RECORDS TO PROCESS —
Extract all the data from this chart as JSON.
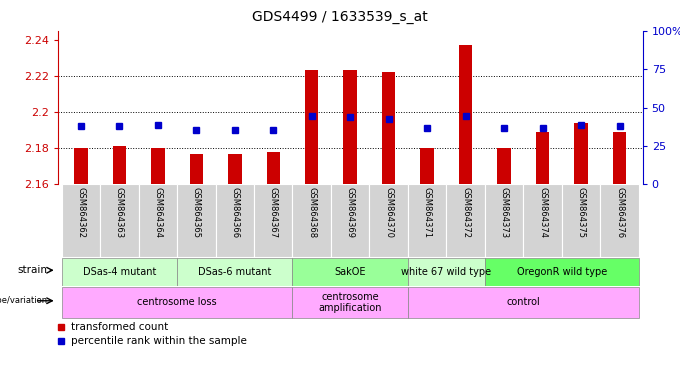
{
  "title": "GDS4499 / 1633539_s_at",
  "samples": [
    "GSM864362",
    "GSM864363",
    "GSM864364",
    "GSM864365",
    "GSM864366",
    "GSM864367",
    "GSM864368",
    "GSM864369",
    "GSM864370",
    "GSM864371",
    "GSM864372",
    "GSM864373",
    "GSM864374",
    "GSM864375",
    "GSM864376"
  ],
  "bar_values": [
    2.18,
    2.181,
    2.18,
    2.177,
    2.177,
    2.178,
    2.223,
    2.223,
    2.222,
    2.18,
    2.237,
    2.18,
    2.189,
    2.194,
    2.189
  ],
  "percentile_values": [
    2.192,
    2.192,
    2.193,
    2.19,
    2.19,
    2.19,
    2.198,
    2.197,
    2.196,
    2.191,
    2.198,
    2.191,
    2.191,
    2.193,
    2.192
  ],
  "ymin": 2.16,
  "ymax": 2.245,
  "yticks": [
    2.16,
    2.18,
    2.2,
    2.22,
    2.24
  ],
  "ytick_labels": [
    "2.16",
    "2.18",
    "2.2",
    "2.22",
    "2.24"
  ],
  "right_ytick_percents": [
    0,
    25,
    50,
    75,
    100
  ],
  "bar_color": "#cc0000",
  "percentile_color": "#0000cc",
  "bar_baseline": 2.16,
  "strain_groups": [
    {
      "label": "DSas-4 mutant",
      "start": 0,
      "end": 2,
      "color": "#ccffcc"
    },
    {
      "label": "DSas-6 mutant",
      "start": 3,
      "end": 5,
      "color": "#ccffcc"
    },
    {
      "label": "SakOE",
      "start": 6,
      "end": 8,
      "color": "#99ff99"
    },
    {
      "label": "white 67 wild type",
      "start": 9,
      "end": 10,
      "color": "#ccffcc"
    },
    {
      "label": "OregonR wild type",
      "start": 11,
      "end": 14,
      "color": "#66ff66"
    }
  ],
  "genotype_groups": [
    {
      "label": "centrosome loss",
      "start": 0,
      "end": 5,
      "color": "#ffaaff"
    },
    {
      "label": "centrosome\namplification",
      "start": 6,
      "end": 8,
      "color": "#ffaaff"
    },
    {
      "label": "control",
      "start": 9,
      "end": 14,
      "color": "#ffaaff"
    }
  ],
  "legend_items": [
    "transformed count",
    "percentile rank within the sample"
  ],
  "dotted_lines": [
    2.18,
    2.2,
    2.22
  ],
  "axis_left_color": "#cc0000",
  "axis_right_color": "#0000cc",
  "tick_label_bg": "#d3d3d3"
}
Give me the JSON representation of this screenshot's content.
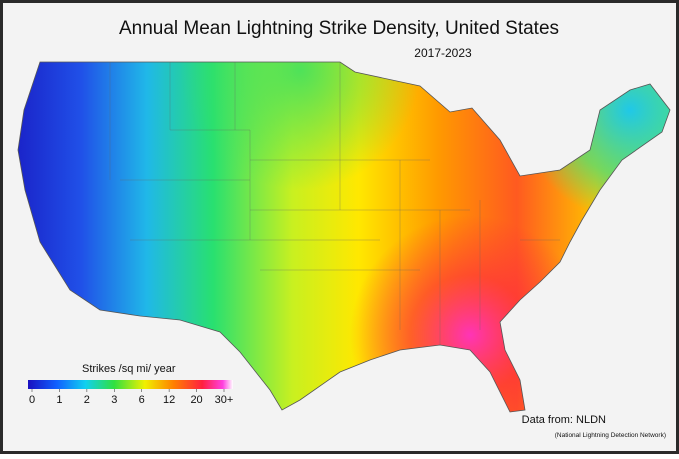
{
  "title": "Annual Mean Lightning Strike Density, United States",
  "subtitle": "2017-2023",
  "legend": {
    "title": "Strikes /sq mi/ year",
    "ticks": [
      0,
      1,
      2,
      3,
      6,
      12,
      20,
      {
        "value": 30,
        "label": "30+"
      }
    ]
  },
  "source": {
    "line1": "Data from: NLDN",
    "line2": "(National Lightning Detection Network)"
  }
}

DESCRIPTION OF THE TASK — Please set down each line of the data above exactly as written, without the pictures.

PROBLEM SOLUTION —
Extract all the data from this chart as JSON.
{
  "title": "GDS4499 / 1633539_s_at",
  "samples": [
    "GSM864362",
    "GSM864363",
    "GSM864364",
    "GSM864365",
    "GSM864366",
    "GSM864367",
    "GSM864368",
    "GSM864369",
    "GSM864370",
    "GSM864371",
    "GSM864372",
    "GSM864373",
    "GSM864374",
    "GSM864375",
    "GSM864376"
  ],
  "bar_values": [
    2.18,
    2.181,
    2.18,
    2.177,
    2.177,
    2.178,
    2.223,
    2.223,
    2.222,
    2.18,
    2.237,
    2.18,
    2.189,
    2.194,
    2.189
  ],
  "percentile_values": [
    2.192,
    2.192,
    2.193,
    2.19,
    2.19,
    2.19,
    2.198,
    2.197,
    2.196,
    2.191,
    2.198,
    2.191,
    2.191,
    2.193,
    2.192
  ],
  "ymin": 2.16,
  "ymax": 2.245,
  "yticks": [
    2.16,
    2.18,
    2.2,
    2.22,
    2.24
  ],
  "ytick_labels": [
    "2.16",
    "2.18",
    "2.2",
    "2.22",
    "2.24"
  ],
  "right_ytick_percents": [
    0,
    25,
    50,
    75,
    100
  ],
  "bar_color": "#cc0000",
  "percentile_color": "#0000cc",
  "bar_baseline": 2.16,
  "strain_groups": [
    {
      "label": "DSas-4 mutant",
      "start": 0,
      "end": 2,
      "color": "#ccffcc"
    },
    {
      "label": "DSas-6 mutant",
      "start": 3,
      "end": 5,
      "color": "#ccffcc"
    },
    {
      "label": "SakOE",
      "start": 6,
      "end": 8,
      "color": "#99ff99"
    },
    {
      "label": "white 67 wild type",
      "start": 9,
      "end": 10,
      "color": "#ccffcc"
    },
    {
      "label": "OregonR wild type",
      "start": 11,
      "end": 14,
      "color": "#66ff66"
    }
  ],
  "genotype_groups": [
    {
      "label": "centrosome loss",
      "start": 0,
      "end": 5,
      "color": "#ffaaff"
    },
    {
      "label": "centrosome\namplification",
      "start": 6,
      "end": 8,
      "color": "#ffaaff"
    },
    {
      "label": "control",
      "start": 9,
      "end": 14,
      "color": "#ffaaff"
    }
  ],
  "legend_items": [
    "transformed count",
    "percentile rank within the sample"
  ],
  "dotted_lines": [
    2.18,
    2.2,
    2.22
  ],
  "axis_left_color": "#cc0000",
  "axis_right_color": "#0000cc",
  "tick_label_bg": "#d3d3d3"
}
Give me the JSON representation of this screenshot's content.
{
  "title": "Annual Mean Lightning Strike Density, United States",
  "subtitle": "2017-2023",
  "legend": {
    "title": "Strikes /sq mi/ year",
    "ticks": [
      0,
      1,
      2,
      3,
      6,
      12,
      20,
      {
        "value": 30,
        "label": "30+"
      }
    ]
  },
  "source": {
    "line1": "Data from: NLDN",
    "line2": "(National Lightning Detection Network)"
  }
}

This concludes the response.